Reproduce each line of the material exactly, minus any picture.

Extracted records

— begin —

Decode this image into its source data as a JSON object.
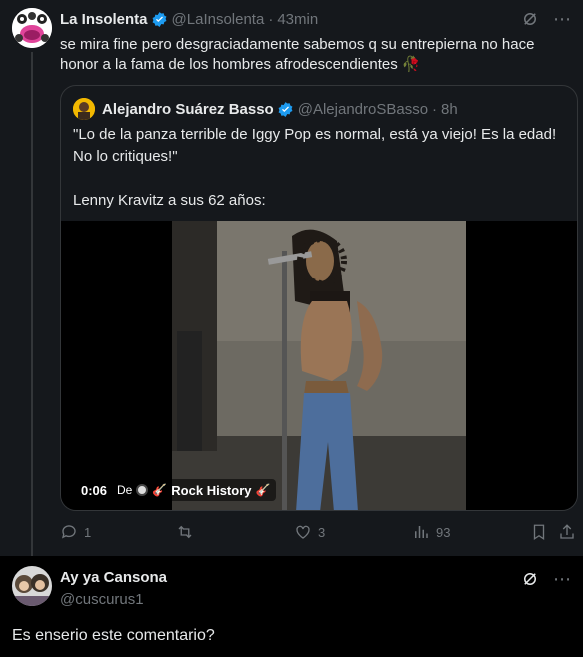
{
  "post": {
    "author_name": "La Insolenta",
    "author_handle": "@LaInsolenta",
    "separator": "·",
    "time": "43min",
    "text": "se mira fine pero desgraciadamente sabemos q su entrepierna no hace honor a la fama de los hombres afrodescendientes 🥀",
    "quote": {
      "author_name": "Alejandro Suárez Basso",
      "author_handle": "@AlejandroSBasso",
      "separator": "·",
      "time": "8h",
      "text_line1": "\"Lo de la panza terrible de Iggy Pop es normal, está ya viejo! Es la edad! No lo critiques!\"",
      "text_line2": "Lenny Kravitz a sus 62 años:",
      "video": {
        "duration": "0:06",
        "source_prefix": "De",
        "source_name": "Rock History",
        "source_emoji": "🎸"
      }
    },
    "actions": {
      "replies": "1",
      "reposts": "",
      "likes": "3",
      "views": "93"
    }
  },
  "reply": {
    "author_name": "Ay ya Cansona",
    "author_handle": "@cuscurus1",
    "text": "Es enserio este comentario?"
  },
  "colors": {
    "background": "#000000",
    "post_background": "#15181c",
    "text": "#e7e9ea",
    "muted": "#71767b",
    "verified": "#1d9bf0",
    "border": "#333639"
  },
  "icons": {
    "grok": "grok-icon",
    "more": "more-icon",
    "verified": "verified-badge-icon",
    "reply": "reply-icon",
    "repost": "repost-icon",
    "like": "like-icon",
    "views": "views-icon",
    "bookmark": "bookmark-icon",
    "share": "share-icon"
  }
}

— end —

TASK RESPONSE
Decode this image into its source data as a JSON object.
{
  "post": {
    "author_name": "La Insolenta",
    "author_handle": "@LaInsolenta",
    "separator": "·",
    "time": "43min",
    "text": "se mira fine pero desgraciadamente sabemos q su entrepierna no hace honor a la fama de los hombres afrodescendientes 🥀",
    "quote": {
      "author_name": "Alejandro Suárez Basso",
      "author_handle": "@AlejandroSBasso",
      "separator": "·",
      "time": "8h",
      "text_line1": "\"Lo de la panza terrible de Iggy Pop es normal, está ya viejo! Es la edad! No lo critiques!\"",
      "text_line2": "Lenny Kravitz a sus 62 años:",
      "video": {
        "duration": "0:06",
        "source_prefix": "De",
        "source_name": "Rock History",
        "source_emoji": "🎸"
      }
    },
    "actions": {
      "replies": "1",
      "reposts": "",
      "likes": "3",
      "views": "93"
    }
  },
  "reply": {
    "author_name": "Ay ya Cansona",
    "author_handle": "@cuscurus1",
    "text": "Es enserio este comentario?"
  },
  "colors": {
    "background": "#000000",
    "post_background": "#15181c",
    "text": "#e7e9ea",
    "muted": "#71767b",
    "verified": "#1d9bf0",
    "border": "#333639"
  },
  "icons": {
    "grok": "grok-icon",
    "more": "more-icon",
    "verified": "verified-badge-icon",
    "reply": "reply-icon",
    "repost": "repost-icon",
    "like": "like-icon",
    "views": "views-icon",
    "bookmark": "bookmark-icon",
    "share": "share-icon"
  }
}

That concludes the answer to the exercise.